> [Explore the material]
1/ In the passage on the mechanism of thought, what did the hobgoblin cry in the ear of John Bunyan?
2/ Carry on the passage on the mechanism of thought, picking up after its final sentence.

> [Excerpted text]
=== Begin Enclosure ===

My digression has served at least to illustrate the radical change which a slight material cause may produce in our thoughts, and the way we think about them. If the state just described were prolonged, it would be called insanity. I have no doubt that there are many ill-organized perhaps over-organized human brains, to which the common air is what the vapour of ether was to mine: it is madness to them to drink in this terrible burning oxygen at every breath; and the atmosphere that enfolds them is like the flaming shirt of Nessus.

The more we examine the mechanism of thought, the more we shall see that the automatic, unconscious action of the mind enters largely into all its processes. Our definite ideas are stepping-stones; how we get from one to the other, we do not know: something carries us; we do not take the step. A creating and informing spirit which is with us, and not of us, is recognized everywhere in real and storied life. It is the Zeus that kindled the rage of Achilles; it is the muse of Homer; it is the Daimon of Socrates; it is the inspiration of the seer; it is the mocking devil that whispers to Margaret as she kneels at the altar; and the hobgoblin that cried, “Sell him, sell him!” in the ear of John Bunyan: it shaped the forms that filled the soul of Michael Angelo when he saw the figure of the great Lawgiver in the yet unhewn marble, and the dome of the world's yet unbuilt basilica against the black horizon; it comes to the least of us, as a voice that will be heard; it tells us what we must believe; it frames our sentences; it lends a sudden gleam of sense or eloquence to the dullest of us all, so that, like Katterfelto with his hair on end, we wonder at ourselves, or rather not at ourselves, but at this divine visitor, who chooses our brain as his dwelling-place, and invests our naked thought with the purple of the kings of speech or song.

=== End Enclosure ===

Dataset items
=== Begin Enclosure ===

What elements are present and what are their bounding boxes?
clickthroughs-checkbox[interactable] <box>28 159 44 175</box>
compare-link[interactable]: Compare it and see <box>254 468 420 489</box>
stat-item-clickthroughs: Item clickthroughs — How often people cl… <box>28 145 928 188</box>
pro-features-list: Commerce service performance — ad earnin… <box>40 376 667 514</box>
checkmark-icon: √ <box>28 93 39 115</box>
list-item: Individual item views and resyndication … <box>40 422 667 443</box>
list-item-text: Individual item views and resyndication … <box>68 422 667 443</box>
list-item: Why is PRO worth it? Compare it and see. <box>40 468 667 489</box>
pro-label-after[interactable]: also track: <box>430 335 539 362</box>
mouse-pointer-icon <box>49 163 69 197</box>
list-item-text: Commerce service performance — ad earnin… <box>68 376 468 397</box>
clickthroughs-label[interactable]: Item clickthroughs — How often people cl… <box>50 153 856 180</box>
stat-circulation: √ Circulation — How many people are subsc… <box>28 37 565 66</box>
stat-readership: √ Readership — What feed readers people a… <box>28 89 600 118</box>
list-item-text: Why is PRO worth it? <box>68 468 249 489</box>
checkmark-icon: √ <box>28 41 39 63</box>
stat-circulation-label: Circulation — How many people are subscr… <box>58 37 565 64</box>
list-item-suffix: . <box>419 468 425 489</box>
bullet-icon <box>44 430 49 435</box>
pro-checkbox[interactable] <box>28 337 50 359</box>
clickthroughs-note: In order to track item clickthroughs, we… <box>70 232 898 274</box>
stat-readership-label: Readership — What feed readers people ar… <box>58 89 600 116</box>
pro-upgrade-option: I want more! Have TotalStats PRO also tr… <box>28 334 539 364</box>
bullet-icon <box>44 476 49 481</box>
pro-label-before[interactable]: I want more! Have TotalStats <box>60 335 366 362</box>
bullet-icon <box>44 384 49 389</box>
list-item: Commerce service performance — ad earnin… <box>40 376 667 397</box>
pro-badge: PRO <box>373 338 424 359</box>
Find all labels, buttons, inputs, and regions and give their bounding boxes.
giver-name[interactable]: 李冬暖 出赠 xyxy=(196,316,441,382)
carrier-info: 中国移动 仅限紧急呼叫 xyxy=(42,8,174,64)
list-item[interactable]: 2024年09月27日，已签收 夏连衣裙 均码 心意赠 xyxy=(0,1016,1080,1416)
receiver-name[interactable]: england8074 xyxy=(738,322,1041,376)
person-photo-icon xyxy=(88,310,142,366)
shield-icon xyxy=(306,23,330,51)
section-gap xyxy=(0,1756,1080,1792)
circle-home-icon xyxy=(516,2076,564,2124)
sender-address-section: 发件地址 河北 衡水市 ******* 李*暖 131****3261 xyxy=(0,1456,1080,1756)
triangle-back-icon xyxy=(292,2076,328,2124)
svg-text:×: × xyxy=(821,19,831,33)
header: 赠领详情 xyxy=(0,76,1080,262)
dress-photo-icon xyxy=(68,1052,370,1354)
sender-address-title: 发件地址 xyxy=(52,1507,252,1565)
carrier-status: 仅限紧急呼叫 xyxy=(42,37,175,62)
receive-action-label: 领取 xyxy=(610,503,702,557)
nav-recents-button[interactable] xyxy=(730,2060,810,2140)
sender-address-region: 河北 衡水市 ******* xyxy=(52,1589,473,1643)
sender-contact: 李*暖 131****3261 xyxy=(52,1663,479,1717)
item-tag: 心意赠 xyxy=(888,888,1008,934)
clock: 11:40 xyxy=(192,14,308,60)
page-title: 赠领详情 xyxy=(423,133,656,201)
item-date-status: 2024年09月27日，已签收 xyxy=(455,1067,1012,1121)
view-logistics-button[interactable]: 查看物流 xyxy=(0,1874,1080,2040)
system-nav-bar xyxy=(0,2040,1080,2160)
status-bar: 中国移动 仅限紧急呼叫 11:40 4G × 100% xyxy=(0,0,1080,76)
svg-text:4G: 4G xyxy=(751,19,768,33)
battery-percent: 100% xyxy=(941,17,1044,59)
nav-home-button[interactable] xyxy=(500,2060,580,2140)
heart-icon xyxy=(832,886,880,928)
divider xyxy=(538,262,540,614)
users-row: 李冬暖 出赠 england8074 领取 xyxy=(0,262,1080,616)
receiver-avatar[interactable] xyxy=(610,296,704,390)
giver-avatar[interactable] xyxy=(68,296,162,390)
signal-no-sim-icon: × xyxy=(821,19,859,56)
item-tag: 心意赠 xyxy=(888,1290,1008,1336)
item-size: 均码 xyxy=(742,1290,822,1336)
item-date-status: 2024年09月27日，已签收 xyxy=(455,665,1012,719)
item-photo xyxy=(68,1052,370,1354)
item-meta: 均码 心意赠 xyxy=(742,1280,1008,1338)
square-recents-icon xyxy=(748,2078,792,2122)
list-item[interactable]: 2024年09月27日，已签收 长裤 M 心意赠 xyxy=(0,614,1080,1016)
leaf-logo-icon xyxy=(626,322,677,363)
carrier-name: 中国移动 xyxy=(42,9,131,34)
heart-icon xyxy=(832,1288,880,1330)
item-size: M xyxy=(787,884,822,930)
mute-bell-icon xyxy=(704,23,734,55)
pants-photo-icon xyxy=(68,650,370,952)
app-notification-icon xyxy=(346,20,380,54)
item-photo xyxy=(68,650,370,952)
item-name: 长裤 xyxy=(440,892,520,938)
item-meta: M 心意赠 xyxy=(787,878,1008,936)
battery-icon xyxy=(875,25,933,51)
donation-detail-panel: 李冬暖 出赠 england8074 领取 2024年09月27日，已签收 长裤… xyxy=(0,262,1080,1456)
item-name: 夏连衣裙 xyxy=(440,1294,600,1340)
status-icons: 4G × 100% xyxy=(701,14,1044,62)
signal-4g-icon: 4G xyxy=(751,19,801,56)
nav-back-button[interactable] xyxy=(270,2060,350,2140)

=== End Enclosure ===

> [Your written answers]
1/ "Sell him, sell him!"

2/
After all, the mystery of unconscious mental action is exemplified, as I have said, in every act of mental association. What happens when one idea brings up another? Some internal movement, of which we are wholly unconscious and which we only know by its effect. What is this action, which in Dame Quickly agglutinates contiguous circumstances by their surfaces; in men of wit and fancy, connects remote ideas by partial resemblances; in men of imagination, by the vital identity which underlies phenomenal diversity; in the man of science, groups the objects of thought in sequences of maximum resemblance? Not one of them can answer. There is a Delphi and a Pythoness in every human breast. [At Delphi in ancient Greece was the oracle of Apollo: the Pythoness was his priestess.]

The poet sits down to his desk with an odd conceit in his brain; and presently his eyes fill with tears, his thought slides into the minor key, and his heart is full of sad and plaintive melodies. Or he goes to his work saying “To-night I would have tears,” and before he rises from his table he has written a burlesque, such as he might think fit to send to one of the comic papers, if these were not so commonly cemeteries of hilarity interspersed with cenotaphs of wit and humour. These strange hysterics of the intelligence, which make us pass from weeping to laughter, and from laughter back again to weeping, must be familiar to every impressible nature; and all is as automatic, involuntary, as entirely self-evolved by a hidden organic process, as are the changing moods of the laughing and crying woman. The poet always recognizes a dictation from without, and we hardly think it a figure of speech when we talk of his inspiration.